Sea Int. segnala come i costi sostenuti per l’acquisto del bunker siano progressivamente diminuiti a partire dal 2020, così come i costi necessari per l’handling e l’haulage. Tuttavia i costi della nave sono diminuiti meno rapidamente e hanno oggi valori superiori del 38,9% rispetto ai livelli del 2019. Tra la varie voci di costo è tuttavia quella che ha fatto registrare il minore calo percentuale rispetto al picco del terzo trimestre del 2022 (-16,2%).
Secondo il ceo di Sea Int. Alan Murphy, l’aumento dei costi operativi legati al fattore nave e ai viaggi commerciali è in parte dovuto alla condotta assunta dagli stessi vettori, che hanno ordinato molte nuove navi senza però provvedere a cancellare in modo più che proporzionato le partenze, in misura tale da controbilanciare il calo della domanda.
Murphy si aspetta che i vettori taglieranno dove potranno, prestando una particolare attenzione ai costi delle navi. Anche i posti di lavoro potrebbero essere a rischio: “Dovremo aspettarcelo – dichiara Murphy – si tratta della componente di costo più piccola ma è anche l’unica che negli ultimi tempi non ha fatto registrare alcuna riduzione” ha dichiarato l’esperto al periodico specializzato Lloyds List.
Quantunque le incognite legate alla crisi inflazionistica pesino sul futuro dello shipping, diversi analisti ritengono che il peggio sia ormai alle spalle. Nel suo ultimo report sull’andamento dei trend di mercato nel trasporto marittimo, la Conferenza delle Nazioni Unite sul Commercio e lo Sviluppo (UNCTAD) si aspetta per il 2023 una crescita del traffico marittimo nell’ordine del 2,4%. E ritiene plausibile che il trade aumenti in media di oltre il 3% ogni anno dal 2024 al 2028.
Anche il traffico containerizzato crescerà quest’anno, di circa l’1,2%s su base annuale. Un dato percentuale positivo, soprattutto se raffrontato con il calo del 3,7% fatto fatto registrare nel 2022. I volumi di scambio rimangono comunque al di sotto dei livelli pre-pandemici.
“Per rimanere resiliente – spiega l’UNCTAD nel report – il settore dovrà accelerare il percorso avviato sulla lotta all’inquinamento ambientale, migliorare l’efficienza dei porti e adottare nuove tecnologie”.

■ ■ ■ ■ ■

• _Istruzioni_:
1. Rispondi alle seguenti domande sul brano dedicato ai costi del trasporto marittimo.
(a) Di quale percentuale i costi della nave superano oggi i livelli del 2019?
(b) Chi è il ceo di Sea Int.?
(c) Quale crescita del traffico marittimo prevede l'UNCTAD per il 2023?
2. Prosegui il brano sui costi del trasporto marittimo a partire dalla sua ultima frase.

• _Dati per la comprensione dei documenti_:
■ ■ ■ ■ ■

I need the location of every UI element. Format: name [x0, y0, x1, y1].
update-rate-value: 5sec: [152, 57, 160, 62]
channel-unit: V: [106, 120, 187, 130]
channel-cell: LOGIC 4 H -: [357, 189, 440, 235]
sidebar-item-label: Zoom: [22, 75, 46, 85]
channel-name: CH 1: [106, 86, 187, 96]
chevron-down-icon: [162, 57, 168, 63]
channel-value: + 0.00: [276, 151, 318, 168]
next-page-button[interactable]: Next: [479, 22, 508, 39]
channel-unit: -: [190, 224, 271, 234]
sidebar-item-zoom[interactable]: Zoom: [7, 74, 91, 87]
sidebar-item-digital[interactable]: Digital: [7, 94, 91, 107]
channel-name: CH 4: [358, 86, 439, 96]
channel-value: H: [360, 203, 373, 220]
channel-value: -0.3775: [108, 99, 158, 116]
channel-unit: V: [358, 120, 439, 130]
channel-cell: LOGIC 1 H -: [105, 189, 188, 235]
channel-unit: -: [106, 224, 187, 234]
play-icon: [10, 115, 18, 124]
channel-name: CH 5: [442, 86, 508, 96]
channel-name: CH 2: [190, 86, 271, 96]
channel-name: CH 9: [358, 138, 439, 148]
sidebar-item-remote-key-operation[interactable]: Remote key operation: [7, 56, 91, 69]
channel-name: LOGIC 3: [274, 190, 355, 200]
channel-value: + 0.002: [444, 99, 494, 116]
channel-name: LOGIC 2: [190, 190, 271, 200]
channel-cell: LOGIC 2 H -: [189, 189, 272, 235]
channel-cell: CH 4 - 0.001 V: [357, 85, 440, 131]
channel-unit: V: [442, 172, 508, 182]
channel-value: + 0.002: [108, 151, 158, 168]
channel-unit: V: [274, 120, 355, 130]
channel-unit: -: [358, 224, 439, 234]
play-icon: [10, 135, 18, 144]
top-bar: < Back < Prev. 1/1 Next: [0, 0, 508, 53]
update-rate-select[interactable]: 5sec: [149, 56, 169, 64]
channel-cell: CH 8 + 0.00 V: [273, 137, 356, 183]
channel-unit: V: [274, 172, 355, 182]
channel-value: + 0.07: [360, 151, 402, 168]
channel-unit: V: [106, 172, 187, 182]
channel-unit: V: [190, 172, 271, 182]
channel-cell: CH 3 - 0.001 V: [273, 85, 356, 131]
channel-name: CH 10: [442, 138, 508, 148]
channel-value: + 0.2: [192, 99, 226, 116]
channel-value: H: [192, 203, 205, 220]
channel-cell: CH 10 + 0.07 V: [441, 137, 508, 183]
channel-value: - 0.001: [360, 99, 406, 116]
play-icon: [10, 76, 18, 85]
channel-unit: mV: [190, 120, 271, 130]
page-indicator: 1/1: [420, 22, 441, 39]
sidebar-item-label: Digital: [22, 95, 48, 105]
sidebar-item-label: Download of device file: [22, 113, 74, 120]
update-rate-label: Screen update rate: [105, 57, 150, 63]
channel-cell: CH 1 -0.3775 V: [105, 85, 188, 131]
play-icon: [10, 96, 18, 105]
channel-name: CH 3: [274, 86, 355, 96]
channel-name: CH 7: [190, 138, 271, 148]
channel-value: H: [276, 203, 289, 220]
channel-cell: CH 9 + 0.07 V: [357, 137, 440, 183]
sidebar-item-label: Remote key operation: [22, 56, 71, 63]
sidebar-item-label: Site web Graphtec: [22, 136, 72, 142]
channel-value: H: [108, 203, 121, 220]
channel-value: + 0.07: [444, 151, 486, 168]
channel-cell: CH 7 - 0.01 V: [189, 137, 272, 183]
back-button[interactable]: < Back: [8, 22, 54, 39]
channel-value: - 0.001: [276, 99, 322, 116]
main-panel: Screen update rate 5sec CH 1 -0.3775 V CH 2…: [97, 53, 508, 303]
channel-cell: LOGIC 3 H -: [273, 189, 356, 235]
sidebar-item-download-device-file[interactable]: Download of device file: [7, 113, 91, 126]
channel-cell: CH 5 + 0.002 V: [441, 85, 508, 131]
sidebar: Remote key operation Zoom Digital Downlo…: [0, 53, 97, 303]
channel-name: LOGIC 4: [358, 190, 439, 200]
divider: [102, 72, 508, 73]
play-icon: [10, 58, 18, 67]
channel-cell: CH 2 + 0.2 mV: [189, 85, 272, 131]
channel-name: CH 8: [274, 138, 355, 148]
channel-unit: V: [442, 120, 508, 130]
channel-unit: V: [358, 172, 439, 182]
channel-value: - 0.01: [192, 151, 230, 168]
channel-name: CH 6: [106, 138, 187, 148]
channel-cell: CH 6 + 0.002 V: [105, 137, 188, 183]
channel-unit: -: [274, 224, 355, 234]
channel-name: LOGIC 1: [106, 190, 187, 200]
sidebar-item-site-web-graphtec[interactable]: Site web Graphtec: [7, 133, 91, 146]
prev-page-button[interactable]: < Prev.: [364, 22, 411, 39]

■ ■ ■ ■ ■

• _Risultati_:
1.
(a) Del 38,9%.
(b) Alan Murphy.
(c) Una crescita nell'ordine del 2,4%.

2.
Secondo la Conferenza delle Nazioni Unite sul Commercio e lo Sviluppo, il settore marittimo si trova ad affrontare l’ambiziosa sfida della decarbonizzazione in un momento cruciale: le emissioni di gas serra del settore, che rappresentano il 3% del totale globale, sono aumentate del 20% negli ultimi dieci anni. “Senza interventi concreti, le emissioni potrebbero raggiungere il 130% dei livelli del 2008 entro il 2050” affermano ancora gli esperti dell’UNCTAD.
A complicare le cose c’è l’invecchiamento della flotta mondiale. All’inizio del 2023, l’età media della nave era di 22,2 anni. Oltre metà delle navi ha più di 15 anni di vita e molte navi sono troppo vecchie per essere ammodernate o troppo giovani per essere demolite.
Il pesante onere finanziario derivante dal cammino intrapreso dal settore marittimo in direzione di un mondo più pulito potrebbe avere un impatto pesante sulle nazioni più vulnerabili. Le stime dell’UNCTAD mostrano che per decarbonizzare la flotta mondiale entro il 2050 potrebbero essere necessari da 8 a 28 miliardi di dollari all’anno.
I carburanti alternativi si dimostrano promettenti, ma la loro adozione è ancora nelle fasi iniziali, con il 98,8% della flotta che naviga ancora con combustibili fossili. Il lato positivo è che il 21% delle navi ordinate opererà con alternative più pulite come il gas naturale liquefatto, il metanolo e le tecnologie ibride. Realizzare le infrastrutture adeguate per la produzione e fornitura dei carburanti a zero emissioni di carbonio potrebbe però richiedere investimenti massicci, compresi tra i 28 e i 90 miliardi di dollari ogni anno. Se raggiunta, la completa decarbonizzazione potrebbe raddoppiare i costi annuali del carburante.